**Provided text:**
-- Opening Marker --
January was my first month on the fertility medicine (called Femara), which I paid a whopping $2.00 for at the Walmart pharmacy. Although I could tell it was doing something due to the mood swings, increased endo symptoms, and breakouts, I didn’t get pregnant. I was so frustrated! David – always the optimist – kept telling me to not get down because we still had one more month. To me, this was it. If it didn’t work in January, why would it work in February? I had a full blown pity party for myself. That night, I went to bed and suddenly felt convicted – if I had truly trusted God with all of this like I thought I had, why was I so angry? If I truly believed that God would give us a baby one way or the other when the time was right, I wouldn’t be angry at all.
After that night, I decided to really let it go. I had less than a month left with my husband before being separated for seven months, we had a big move to prepare for, and I needed to enjoy that time instead of worrying about whether or not this month would be our time. In fact, I was pretty much at peace with the fact that it wouldn’t – – and that was ok. I got the prescription refilled and took it like I was supposed to, but honestly had no expectation that it would work.
FEBRUARY 2018
I dropped David off for his deployment knowing that a few days later we would find out. As sad as I was about him leaving, and as occupied as I was about moving home, I didn’t pin my hopes on a positive pregnancy test like I had so many times before. In fact, I took the test at midnight before going to bed instead of first thing in the morning like you’re supposed to. As I stood in the bathroom brushing my teeth, I was shocked to see a second pink line forming. Honestly, I thought I was seeing things and just couldn’t believe it was positive…so I took a digital test to be sure.
And there it was, no mistaking that! I obviously couldn’t sleep after this, and I wanted David to be the first person I told, so naturally I stayed up until 3am researching all things pregnancy. Telling David the next day and my family that week was so exciting! Everyone was surprised and thrilled for us.
-- Closing Marker --
**Work to complete:**
**a.** In the passage about fertility treatment, how much did the writer pay for Femara at the Walmart pharmacy?
**b.** Write out, word for word, the stretch of the passage about fertility treatment from "January was my" through "angry at all.".

**Data provided:**
-- Opening Marker --
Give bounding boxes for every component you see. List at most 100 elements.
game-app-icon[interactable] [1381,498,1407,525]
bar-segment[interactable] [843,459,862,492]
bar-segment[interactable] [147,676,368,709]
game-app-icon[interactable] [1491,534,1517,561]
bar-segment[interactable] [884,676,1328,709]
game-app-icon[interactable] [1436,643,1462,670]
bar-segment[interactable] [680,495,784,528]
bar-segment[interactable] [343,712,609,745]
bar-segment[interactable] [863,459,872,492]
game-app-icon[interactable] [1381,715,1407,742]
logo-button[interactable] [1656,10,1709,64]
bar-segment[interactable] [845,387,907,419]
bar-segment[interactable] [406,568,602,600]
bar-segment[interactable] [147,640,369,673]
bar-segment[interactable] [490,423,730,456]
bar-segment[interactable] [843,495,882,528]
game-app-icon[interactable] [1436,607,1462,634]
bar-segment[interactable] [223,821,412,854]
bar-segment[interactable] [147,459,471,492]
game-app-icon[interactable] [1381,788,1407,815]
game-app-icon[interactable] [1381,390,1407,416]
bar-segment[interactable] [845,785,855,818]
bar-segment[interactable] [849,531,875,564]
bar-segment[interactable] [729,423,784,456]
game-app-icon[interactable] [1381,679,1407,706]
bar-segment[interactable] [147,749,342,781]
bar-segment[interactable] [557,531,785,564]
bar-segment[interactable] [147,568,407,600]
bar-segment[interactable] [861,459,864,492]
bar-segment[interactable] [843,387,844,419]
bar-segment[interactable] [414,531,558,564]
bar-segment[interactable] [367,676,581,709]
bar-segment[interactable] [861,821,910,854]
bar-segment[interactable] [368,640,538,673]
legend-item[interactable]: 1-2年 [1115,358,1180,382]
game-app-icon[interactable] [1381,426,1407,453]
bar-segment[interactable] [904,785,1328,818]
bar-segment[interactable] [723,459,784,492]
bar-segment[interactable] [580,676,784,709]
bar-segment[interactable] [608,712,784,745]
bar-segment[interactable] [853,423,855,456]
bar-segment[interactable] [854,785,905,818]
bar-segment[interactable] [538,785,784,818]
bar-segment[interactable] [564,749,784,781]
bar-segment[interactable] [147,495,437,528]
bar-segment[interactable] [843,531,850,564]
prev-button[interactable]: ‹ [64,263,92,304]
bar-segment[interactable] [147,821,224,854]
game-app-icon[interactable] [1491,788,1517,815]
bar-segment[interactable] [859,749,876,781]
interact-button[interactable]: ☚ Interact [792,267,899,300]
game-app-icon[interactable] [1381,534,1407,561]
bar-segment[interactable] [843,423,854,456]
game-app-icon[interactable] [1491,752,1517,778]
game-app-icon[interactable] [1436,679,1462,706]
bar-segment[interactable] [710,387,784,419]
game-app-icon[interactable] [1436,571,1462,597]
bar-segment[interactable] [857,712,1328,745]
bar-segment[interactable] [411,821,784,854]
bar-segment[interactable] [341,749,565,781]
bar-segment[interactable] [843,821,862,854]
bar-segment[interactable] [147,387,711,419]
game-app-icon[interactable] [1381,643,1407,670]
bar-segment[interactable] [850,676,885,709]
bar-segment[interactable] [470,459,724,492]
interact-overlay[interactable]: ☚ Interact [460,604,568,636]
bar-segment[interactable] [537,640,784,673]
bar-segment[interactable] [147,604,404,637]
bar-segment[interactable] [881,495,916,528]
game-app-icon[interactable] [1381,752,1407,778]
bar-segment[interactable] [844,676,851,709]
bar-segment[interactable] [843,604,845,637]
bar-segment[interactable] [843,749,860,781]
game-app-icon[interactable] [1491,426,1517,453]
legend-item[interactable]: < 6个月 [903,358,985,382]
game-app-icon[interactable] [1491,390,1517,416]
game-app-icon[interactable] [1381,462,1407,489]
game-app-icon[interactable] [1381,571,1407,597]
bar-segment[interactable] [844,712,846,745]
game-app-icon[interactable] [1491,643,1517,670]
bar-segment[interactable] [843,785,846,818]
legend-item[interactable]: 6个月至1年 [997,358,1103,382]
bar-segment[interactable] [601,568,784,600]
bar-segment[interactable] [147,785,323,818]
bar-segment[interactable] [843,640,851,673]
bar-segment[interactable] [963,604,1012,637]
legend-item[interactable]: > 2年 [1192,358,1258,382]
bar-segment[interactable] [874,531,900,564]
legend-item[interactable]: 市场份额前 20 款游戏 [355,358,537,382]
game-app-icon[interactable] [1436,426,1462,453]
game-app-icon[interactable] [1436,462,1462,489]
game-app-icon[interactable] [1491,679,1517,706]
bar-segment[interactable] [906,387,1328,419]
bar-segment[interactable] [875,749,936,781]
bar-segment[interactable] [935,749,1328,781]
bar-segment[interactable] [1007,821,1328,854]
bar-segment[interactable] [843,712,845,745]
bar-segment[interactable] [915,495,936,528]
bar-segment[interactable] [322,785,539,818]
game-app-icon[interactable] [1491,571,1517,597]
-- Closing Marker --
**Answers by task:**
**a.** $2.00

**b.**
January was my first month on the fertility medicine (called Femara), which I paid a whopping $2.00 for at the Walmart pharmacy. Although I could tell it was doing something due to the mood swings, increased endo symptoms, and breakouts, I didn’t get pregnant. I was so frustrated! David – always the optimist – kept telling me to not get down because we still had one more month. To me, this was it. If it didn’t work in January, why would it work in February? I had a full blown pity party for myself. That night, I went to bed and suddenly felt convicted – if I had truly trusted God with all of this like I thought I had, why was I so angry? If I truly believed that God would give us a baby one way or the other when the time was right, I wouldn’t be angry at all.